## Records supplied

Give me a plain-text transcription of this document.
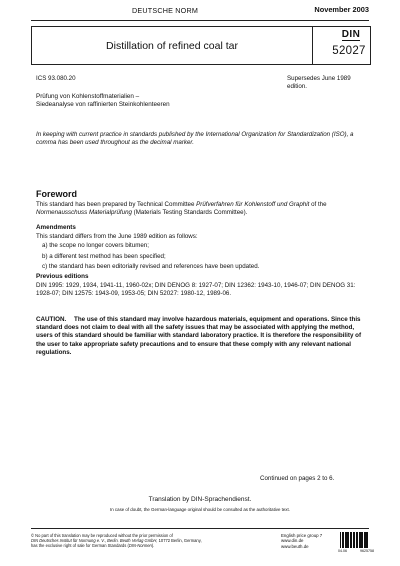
DEUTSCHE NORM	November 2003
Distillation of refined coal tar
DIN
52027
ICS 93.080.20	Supersedes June 1989 edition.
Prüfung von Kohlenstoffmaterialien –
Siedeanalyse von raffinierten Steinkohlenteeren
In keeping with current practice in standards published by the International Organization for Standardization (ISO), a comma has been used throughout as the decimal marker.
Foreword
This standard has been prepared by Technical Committee Prüfverfahren für Kohlenstoff und Graphit of the Normenausschuss Materialprüfung (Materials Testing Standards Committee).
Amendments
This standard differs from the June 1989 edition as follows:
a) the scope no longer covers bitumen;
b) a different test method has been specified;
c) the standard has been editorially revised and references have been updated.
Previous editions
DIN 1995: 1929, 1934, 1941-11, 1960-02x; DIN DENOG 8: 1927-07; DIN 12362: 1943-10, 1946-07; DIN DENOG 31: 1928-07; DIN 12575: 1943-09, 1953-05; DIN 52027: 1980-12, 1989-06.
CAUTION. The use of this standard may involve hazardous materials, equipment and operations. Since this standard does not claim to deal with all the safety issues that may be associated with applying the method, users of this standard should be familiar with standard laboratory practice. It is therefore the responsibility of the user to take appropriate safety precautions and to ensure that these comply with any relevant national regulations.
Continued on pages 2 to 6.
Translation by DIN-Sprachendienst.
In case of doubt, the German-language original should be consulted as the authoritative text.
© No part of this translation may be reproduced without the prior permission of
DIN Deutsches Institut für Normung e. V., Berlin. Beuth Verlag GmbH, 10772 Berlin, Germany,
has the exclusive right of sale for German Standards (DIN-Normen).
English price group 7
www.din.de
www.beuth.de
04.06	9625758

## Set exercise
Collect each line containing the string "been".

## Result of the task
In keeping with current practice in standards published by the International Organization for Standardization (ISO), a comma has been used throughout as the decimal marker.
This standard has been prepared by Technical Committee Prüfverfahren für Kohlenstoff und Graphit of the Normenausschuss Materialprüfung (Materials Testing Standards Committee).
b) a different test method has been specified;
c) the standard has been editorially revised and references have been updated.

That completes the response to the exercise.